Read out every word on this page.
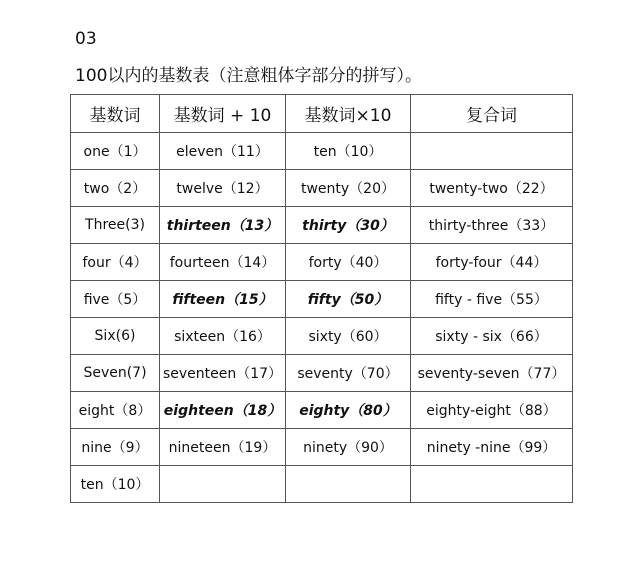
03
100以内的基数表（注意粗体字部分的拼写）。
基数词	基数词 + 10	基数词×10	复合词
one（1）	eleven（11）	ten（10）	
two（2）	twelve（12）	twenty（20）	twenty-two（22）
Three(3)	thirteen（13）	thirty（30）	thirty-three（33）
four（4）	fourteen（14）	forty（40）	forty-four（44）
five（5）	fifteen（15）	fifty（50）	fifty - five（55）
Six(6)	sixteen（16）	sixty（60）	sixty - six（66）
Seven(7)	seventeen（17）	seventy（70）	seventy-seven（77）
eight（8）	eighteen（18）	eighty（80）	eighty-eight（88）
nine（9）	nineteen（19）	ninety（90）	ninety -nine（99）
ten（10）			
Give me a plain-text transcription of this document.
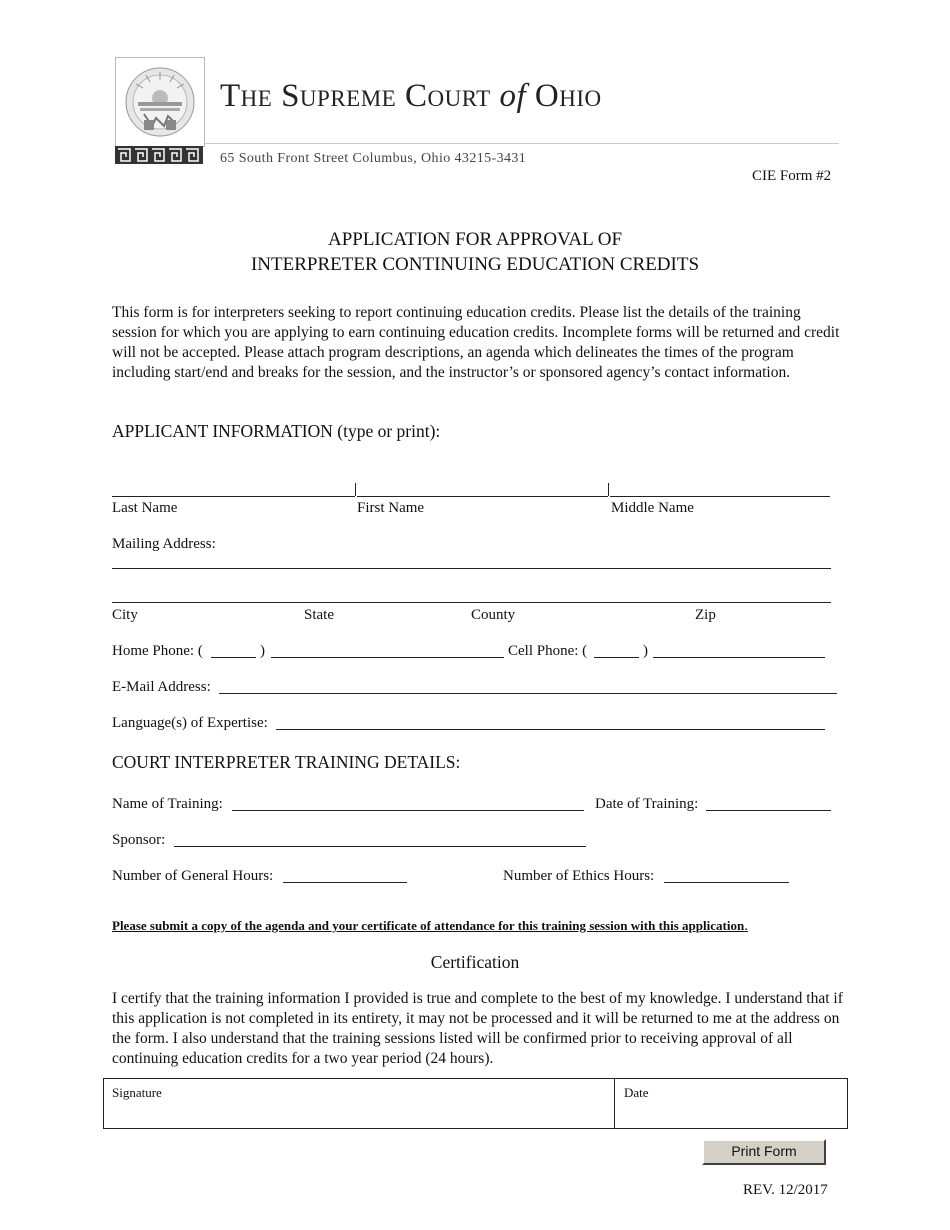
The Supreme Court of Ohio
65 South Front Street Columbus, Ohio 43215-3431
CIE Form #2
APPLICATION FOR APPROVAL OF
INTERPRETER CONTINUING EDUCATION CREDITS
This form is for interpreters seeking to report continuing education credits. Please list the details of the training session for which you are applying to earn continuing education credits. Incomplete forms will be returned and credit will not be accepted. Please attach program descriptions, an agenda which delineates the times of the program including start/end and breaks for the session, and the instructor’s or sponsored agency’s contact information.
APPLICANT INFORMATION (type or print):
Last Name	First Name	Middle Name
Mailing Address:
City	State	County	Zip
Home Phone: (	)	Cell Phone: (	)
E-Mail Address:
Language(s) of Expertise:
COURT INTERPRETER TRAINING DETAILS:
Name of Training:	Date of Training:
Sponsor:
Number of General Hours:	Number of Ethics Hours:
Please submit a copy of the agenda and your certificate of attendance for this training session with this application.
Certification
I certify that the training information I provided is true and complete to the best of my knowledge. I understand that if this application is not completed in its entirety, it may not be processed and it will be returned to me at the address on the form. I also understand that the training sessions listed will be confirmed prior to receiving approval of all continuing education credits for a two year period (24 hours).
Signature	Date
Print Form
REV. 12/2017
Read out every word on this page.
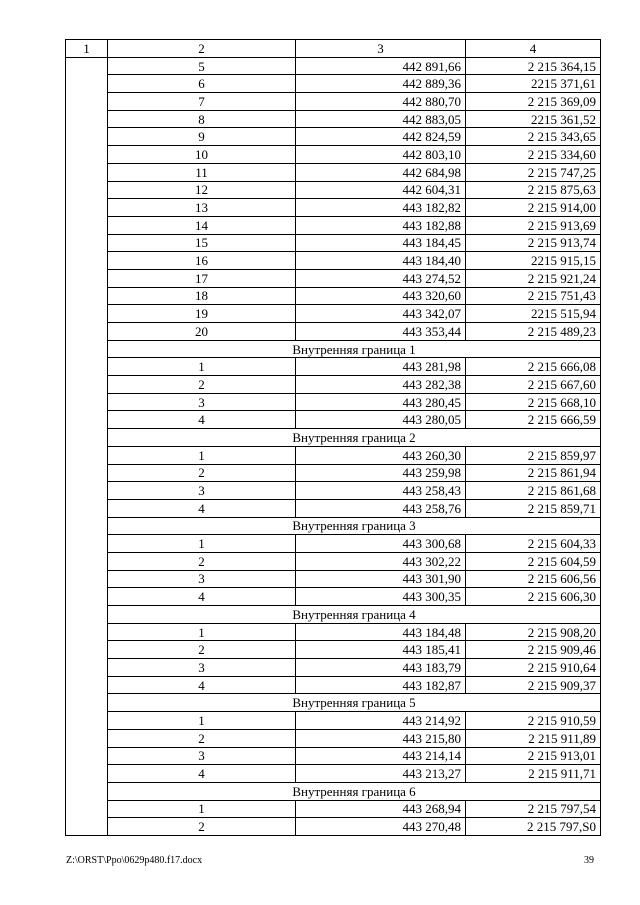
1	2	3	4
	5	442 891,66	2 215 364,15
	6	442 889,36	2215 371,61
	7	442 880,70	2 215 369,09
	8	442 883,05	2215 361,52
	9	442 824,59	2 215 343,65
	10	442 803,10	2 215 334,60
	11	442 684,98	2 215 747,25
	12	442 604,31	2 215 875,63
	13	443 182,82	2 215 914,00
	14	443 182,88	2 215 913,69
	15	443 184,45	2 215 913,74
	16	443 184,40	2215 915,15
	17	443 274,52	2 215 921,24
	18	443 320,60	2 215 751,43
	19	443 342,07	2215 515,94
	20	443 353,44	2 215 489,23
	Внутренняя граница 1		
	1	443 281,98	2 215 666,08
	2	443 282,38	2 215 667,60
	3	443 280,45	2 215 668,10
	4	443 280,05	2 215 666,59
	Внутренняя граница 2		
	1	443 260,30	2 215 859,97
	2	443 259,98	2 215 861,94
	3	443 258,43	2 215 861,68
	4	443 258,76	2 215 859,71
	Внутренняя граница 3		
	1	443 300,68	2 215 604,33
	2	443 302,22	2 215 604,59
	3	443 301,90	2 215 606,56
	4	443 300,35	2 215 606,30
	Внутренняя граница 4		
	1	443 184,48	2 215 908,20
	2	443 185,41	2 215 909,46
	3	443 183,79	2 215 910,64
	4	443 182,87	2 215 909,37
	Внутренняя граница 5		
	1	443 214,92	2 215 910,59
	2	443 215,80	2 215 911,89
	3	443 214,14	2 215 913,01
	4	443 213,27	2 215 911,71
	Внутренняя граница 6		
	1	443 268,94	2 215 797,54
	2	443 270,48	2 215 797,S0
Z:\ORST\Ppo\0629p480.f17.docx	39
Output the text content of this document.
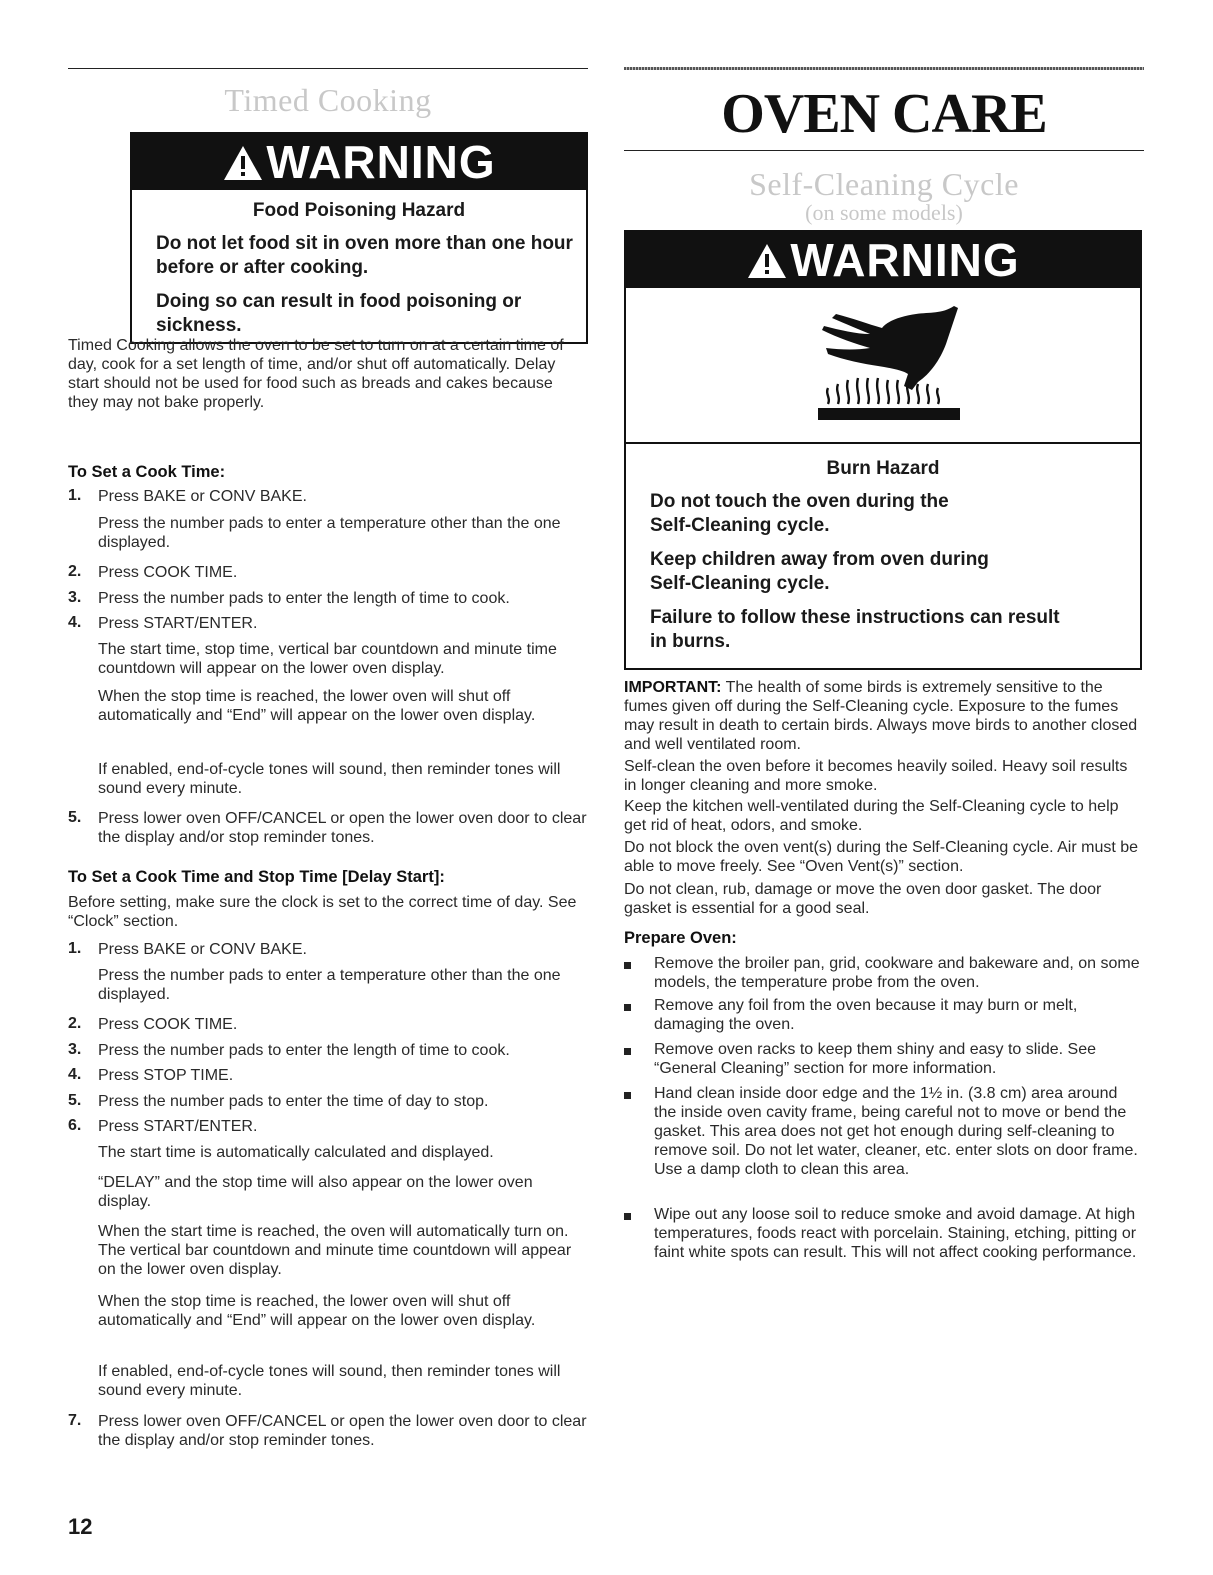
Timed Cooking
WARNING
Food Poisoning Hazard
Do not let food sit in oven more than one hour
before or after cooking.
Doing so can result in food poisoning or
sickness.
Timed Cooking allows the oven to be set to turn on at a certain time of day, cook for a set length of time, and/or shut off automatically. Delay start should not be used for food such as breads and cakes because they may not bake properly.
To Set a Cook Time:
1. Press BAKE or CONV BAKE.
Press the number pads to enter a temperature other than the one displayed.
2. Press COOK TIME.
3. Press the number pads to enter the length of time to cook.
4. Press START/ENTER.
The start time, stop time, vertical bar countdown and minute time countdown will appear on the lower oven display.
When the stop time is reached, the lower oven will shut off automatically and “End” will appear on the lower oven display.
If enabled, end-of-cycle tones will sound, then reminder tones will sound every minute.
5. Press lower oven OFF/CANCEL or open the lower oven door to clear the display and/or stop reminder tones.
To Set a Cook Time and Stop Time [Delay Start]:
Before setting, make sure the clock is set to the correct time of day. See “Clock” section.
1. Press BAKE or CONV BAKE.
Press the number pads to enter a temperature other than the one displayed.
2. Press COOK TIME.
3. Press the number pads to enter the length of time to cook.
4. Press STOP TIME.
5. Press the number pads to enter the time of day to stop.
6. Press START/ENTER.
The start time is automatically calculated and displayed.
“DELAY” and the stop time will also appear on the lower oven display.
When the start time is reached, the oven will automatically turn on. The vertical bar countdown and minute time countdown will appear on the lower oven display.
When the stop time is reached, the lower oven will shut off automatically and “End” will appear on the lower oven display.
If enabled, end-of-cycle tones will sound, then reminder tones will sound every minute.
7. Press lower oven OFF/CANCEL or open the lower oven door to clear the display and/or stop reminder tones.
12
OVEN CARE
Self-Cleaning Cycle
(on some models)
WARNING
Burn Hazard
Do not touch the oven during the
Self-Cleaning cycle.
Keep children away from oven during
Self-Cleaning cycle.
Failure to follow these instructions can result
in burns.
IMPORTANT: The health of some birds is extremely sensitive to the fumes given off during the Self-Cleaning cycle. Exposure to the fumes may result in death to certain birds. Always move birds to another closed and well ventilated room.
Self-clean the oven before it becomes heavily soiled. Heavy soil results in longer cleaning and more smoke.
Keep the kitchen well-ventilated during the Self-Cleaning cycle to help get rid of heat, odors, and smoke.
Do not block the oven vent(s) during the Self-Cleaning cycle. Air must be able to move freely. See “Oven Vent(s)” section.
Do not clean, rub, damage or move the oven door gasket. The door gasket is essential for a good seal.
Prepare Oven:
Remove the broiler pan, grid, cookware and bakeware and, on some models, the temperature probe from the oven.
Remove any foil from the oven because it may burn or melt, damaging the oven.
Remove oven racks to keep them shiny and easy to slide. See “General Cleaning” section for more information.
Hand clean inside door edge and the 1½ in. (3.8 cm) area around the inside oven cavity frame, being careful not to move or bend the gasket. This area does not get hot enough during self-cleaning to remove soil. Do not let water, cleaner, etc. enter slots on door frame. Use a damp cloth to clean this area.
Wipe out any loose soil to reduce smoke and avoid damage. At high temperatures, foods react with porcelain. Staining, etching, pitting or faint white spots can result. This will not affect cooking performance.
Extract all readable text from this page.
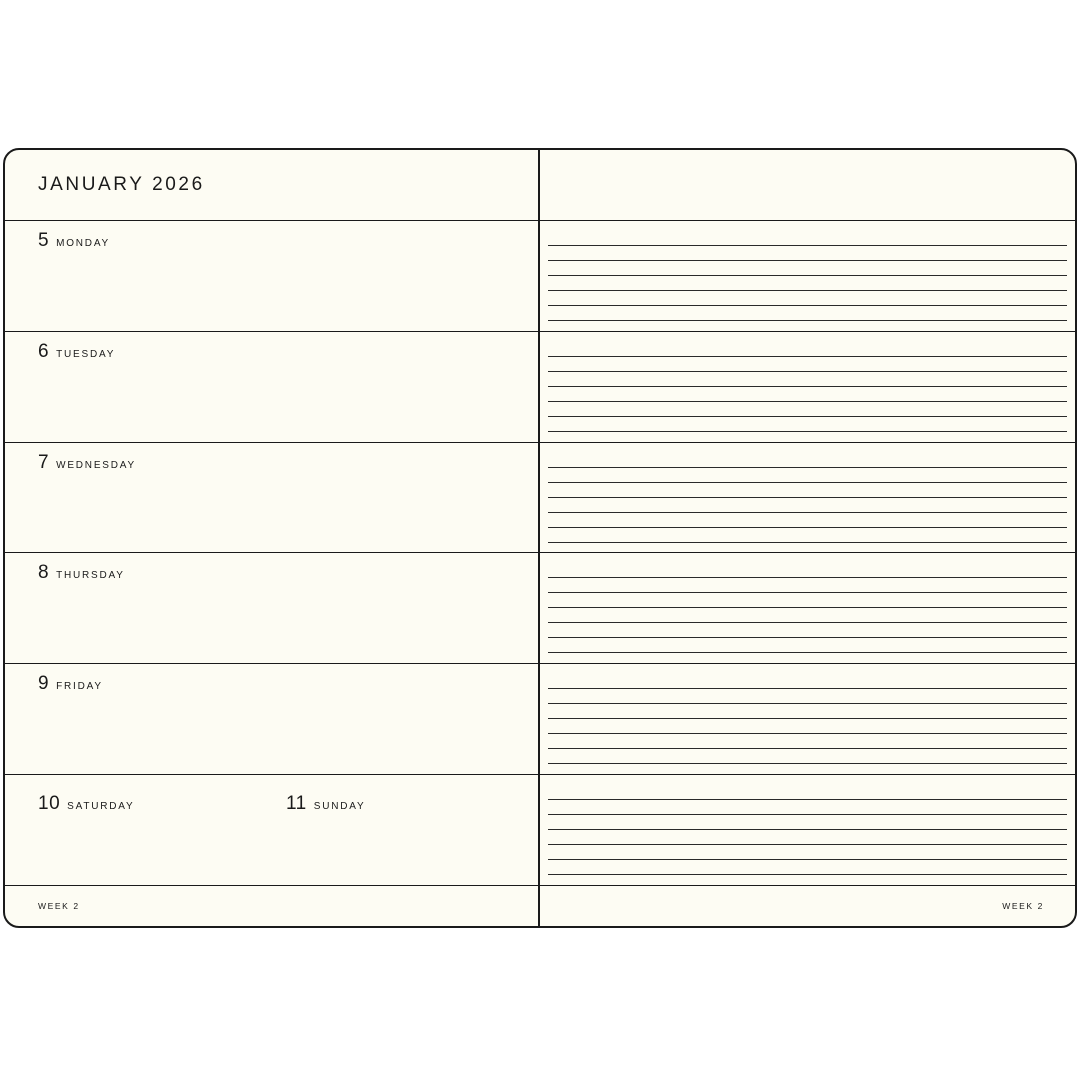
JANUARY 2026
5 MONDAY
6 TUESDAY
7 WEDNESDAY
8 THURSDAY
9 FRIDAY
10 SATURDAY	11 SUNDAY
WEEK 2	WEEK 2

────────────────────

* Aim of the task: Above are the records. Copy every line in them holding "open".

* Written reply:
5. Press lower oven OFF/CANCEL or open the lower oven door to clear the display and/or stop reminder tones.
7. Press lower oven OFF/CANCEL or open the lower oven door to clear the display and/or stop reminder tones.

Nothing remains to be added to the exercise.